> [INSTRUCTIONS FOR THE TASK]: No images are to be carried over; print all other material exactly as it stands.

Collection entries:
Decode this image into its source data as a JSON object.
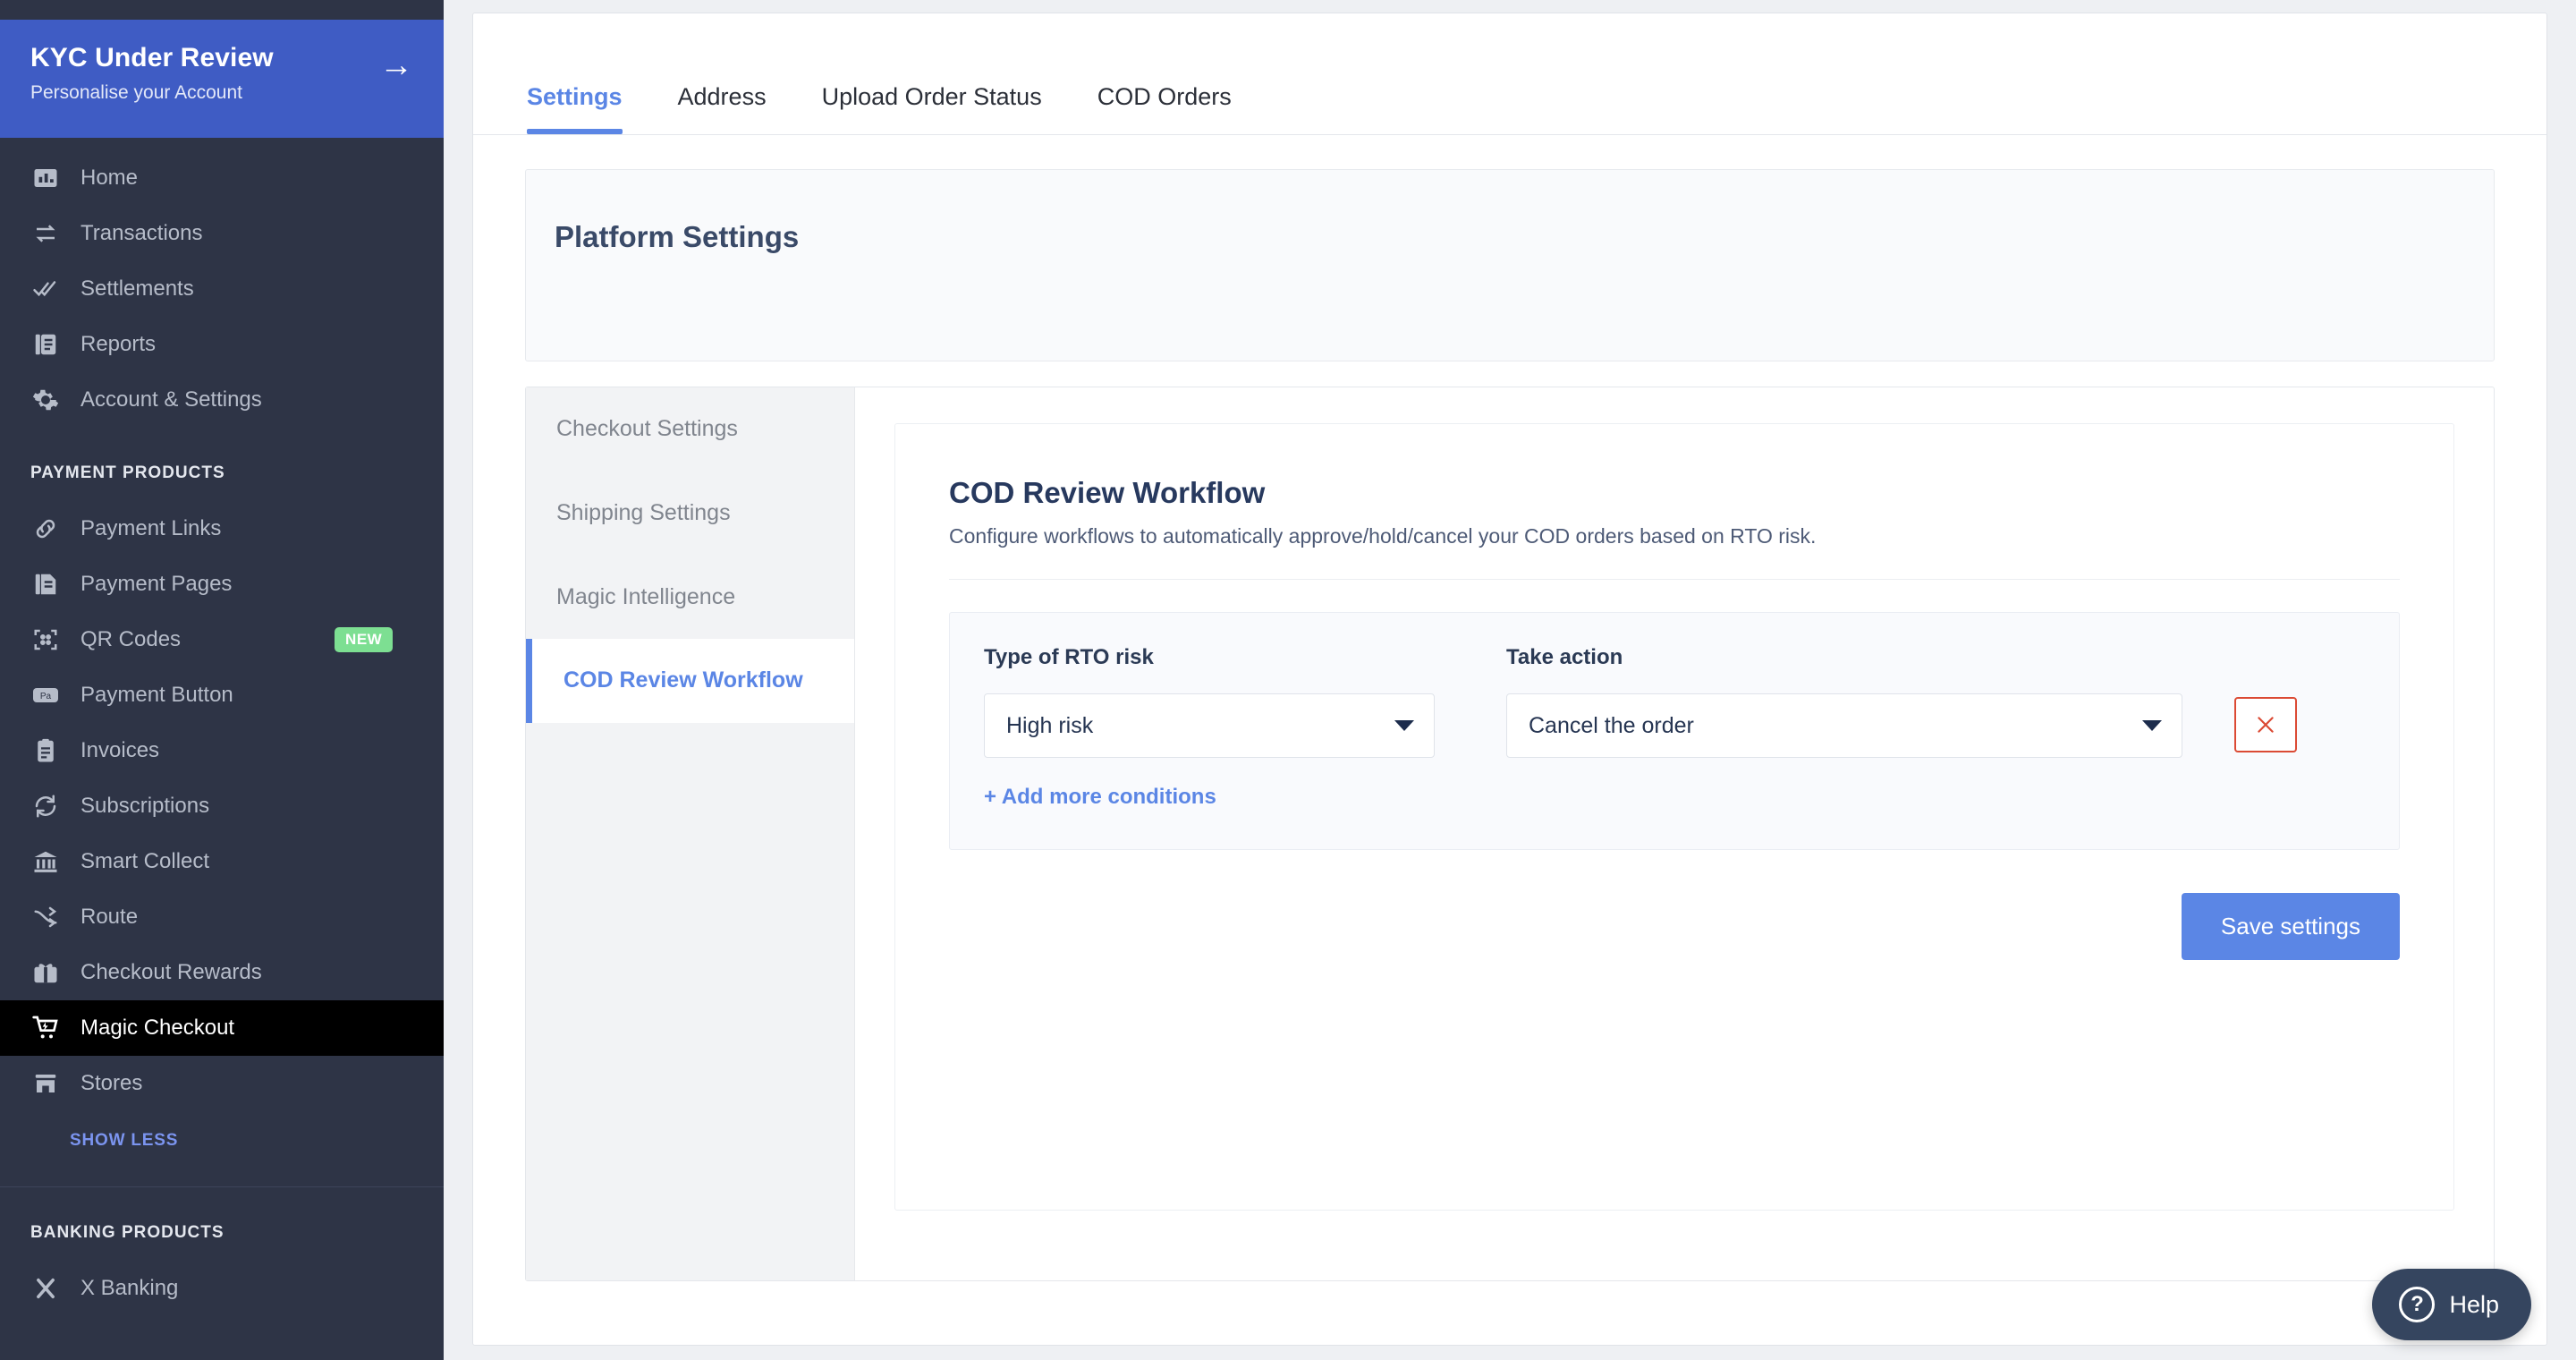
{
  "sidebar": {
    "kyc": {
      "title": "KYC Under Review",
      "subtitle": "Personalise your Account",
      "arrow": "→"
    },
    "primary_items": [
      {
        "label": "Home",
        "icon": "bar-chart-icon"
      },
      {
        "label": "Transactions",
        "icon": "transactions-swap-icon"
      },
      {
        "label": "Settlements",
        "icon": "double-check-icon"
      },
      {
        "label": "Reports",
        "icon": "reports-document-icon"
      },
      {
        "label": "Account & Settings",
        "icon": "gear-icon"
      }
    ],
    "payment_section_title": "PAYMENT PRODUCTS",
    "payment_items": [
      {
        "label": "Payment Links",
        "icon": "link-icon",
        "badge": ""
      },
      {
        "label": "Payment Pages",
        "icon": "page-icon",
        "badge": ""
      },
      {
        "label": "QR Codes",
        "icon": "qr-code-icon",
        "badge": "NEW"
      },
      {
        "label": "Payment Button",
        "icon": "payment-button-icon",
        "badge": ""
      },
      {
        "label": "Invoices",
        "icon": "invoice-clipboard-icon",
        "badge": ""
      },
      {
        "label": "Subscriptions",
        "icon": "refresh-cycle-icon",
        "badge": ""
      },
      {
        "label": "Smart Collect",
        "icon": "bank-icon",
        "badge": ""
      },
      {
        "label": "Route",
        "icon": "route-arrows-icon",
        "badge": ""
      },
      {
        "label": "Checkout Rewards",
        "icon": "gift-icon",
        "badge": ""
      },
      {
        "label": "Magic Checkout",
        "icon": "cart-bolt-icon",
        "badge": "",
        "active": true
      },
      {
        "label": "Stores",
        "icon": "store-icon",
        "badge": ""
      }
    ],
    "show_less": "SHOW LESS",
    "banking_section_title": "BANKING PRODUCTS",
    "banking_items": [
      {
        "label": "X Banking",
        "icon": "x-banking-icon"
      }
    ]
  },
  "tabs": [
    {
      "label": "Settings",
      "active": true
    },
    {
      "label": "Address",
      "active": false
    },
    {
      "label": "Upload Order Status",
      "active": false
    },
    {
      "label": "COD Orders",
      "active": false
    }
  ],
  "platform": {
    "title": "Platform Settings"
  },
  "subnav": [
    {
      "label": "Checkout Settings",
      "active": false
    },
    {
      "label": "Shipping Settings",
      "active": false
    },
    {
      "label": "Magic Intelligence",
      "active": false
    },
    {
      "label": "COD Review Workflow",
      "active": true
    }
  ],
  "workflow": {
    "title": "COD Review Workflow",
    "description": "Configure workflows to automatically approve/hold/cancel your COD orders based on RTO risk.",
    "risk_label": "Type of RTO risk",
    "risk_value": "High risk",
    "action_label": "Take action",
    "action_value": "Cancel the order",
    "delete_icon": "close-x-icon",
    "add_condition": "+ Add more conditions",
    "save_label": "Save settings"
  },
  "help": {
    "label": "Help",
    "icon": "question-mark-icon",
    "glyph": "?"
  },
  "colors": {
    "sidebar_bg": "#2e3446",
    "kyc_banner": "#3f5cc4",
    "accent_blue": "#5b86e5",
    "active_nav": "#000000",
    "badge_green": "#7ddf92",
    "danger_red": "#db4a34",
    "help_fab": "#35455f"
  }
}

> [WRITTEN REPLY]:
Decode this image into its source data as a JSON object.
{
  "sidebar": {
    "kyc": {
      "title": "KYC Under Review",
      "subtitle": "Personalise your Account",
      "arrow": "→"
    },
    "primary_items": [
      {
        "label": "Home",
        "icon": "bar-chart-icon"
      },
      {
        "label": "Transactions",
        "icon": "transactions-swap-icon"
      },
      {
        "label": "Settlements",
        "icon": "double-check-icon"
      },
      {
        "label": "Reports",
        "icon": "reports-document-icon"
      },
      {
        "label": "Account & Settings",
        "icon": "gear-icon"
      }
    ],
    "payment_section_title": "PAYMENT PRODUCTS",
    "payment_items": [
      {
        "label": "Payment Links",
        "icon": "link-icon",
        "badge": ""
      },
      {
        "label": "Payment Pages",
        "icon": "page-icon",
        "badge": ""
      },
      {
        "label": "QR Codes",
        "icon": "qr-code-icon",
        "badge": "NEW"
      },
      {
        "label": "Payment Button",
        "icon": "payment-button-icon",
        "badge": ""
      },
      {
        "label": "Invoices",
        "icon": "invoice-clipboard-icon",
        "badge": ""
      },
      {
        "label": "Subscriptions",
        "icon": "refresh-cycle-icon",
        "badge": ""
      },
      {
        "label": "Smart Collect",
        "icon": "bank-icon",
        "badge": ""
      },
      {
        "label": "Route",
        "icon": "route-arrows-icon",
        "badge": ""
      },
      {
        "label": "Checkout Rewards",
        "icon": "gift-icon",
        "badge": ""
      },
      {
        "label": "Magic Checkout",
        "icon": "cart-bolt-icon",
        "badge": "",
        "active": true
      },
      {
        "label": "Stores",
        "icon": "store-icon",
        "badge": ""
      }
    ],
    "show_less": "SHOW LESS",
    "banking_section_title": "BANKING PRODUCTS",
    "banking_items": [
      {
        "label": "X Banking",
        "icon": "x-banking-icon"
      }
    ]
  },
  "tabs": [
    {
      "label": "Settings",
      "active": true
    },
    {
      "label": "Address",
      "active": false
    },
    {
      "label": "Upload Order Status",
      "active": false
    },
    {
      "label": "COD Orders",
      "active": false
    }
  ],
  "platform": {
    "title": "Platform Settings"
  },
  "subnav": [
    {
      "label": "Checkout Settings",
      "active": false
    },
    {
      "label": "Shipping Settings",
      "active": false
    },
    {
      "label": "Magic Intelligence",
      "active": false
    },
    {
      "label": "COD Review Workflow",
      "active": true
    }
  ],
  "workflow": {
    "title": "COD Review Workflow",
    "description": "Configure workflows to automatically approve/hold/cancel your COD orders based on RTO risk.",
    "risk_label": "Type of RTO risk",
    "risk_value": "High risk",
    "action_label": "Take action",
    "action_value": "Cancel the order",
    "delete_icon": "close-x-icon",
    "add_condition": "+ Add more conditions",
    "save_label": "Save settings"
  },
  "help": {
    "label": "Help",
    "icon": "question-mark-icon",
    "glyph": "?"
  },
  "colors": {
    "sidebar_bg": "#2e3446",
    "kyc_banner": "#3f5cc4",
    "accent_blue": "#5b86e5",
    "active_nav": "#000000",
    "badge_green": "#7ddf92",
    "danger_red": "#db4a34",
    "help_fab": "#35455f"
  }
}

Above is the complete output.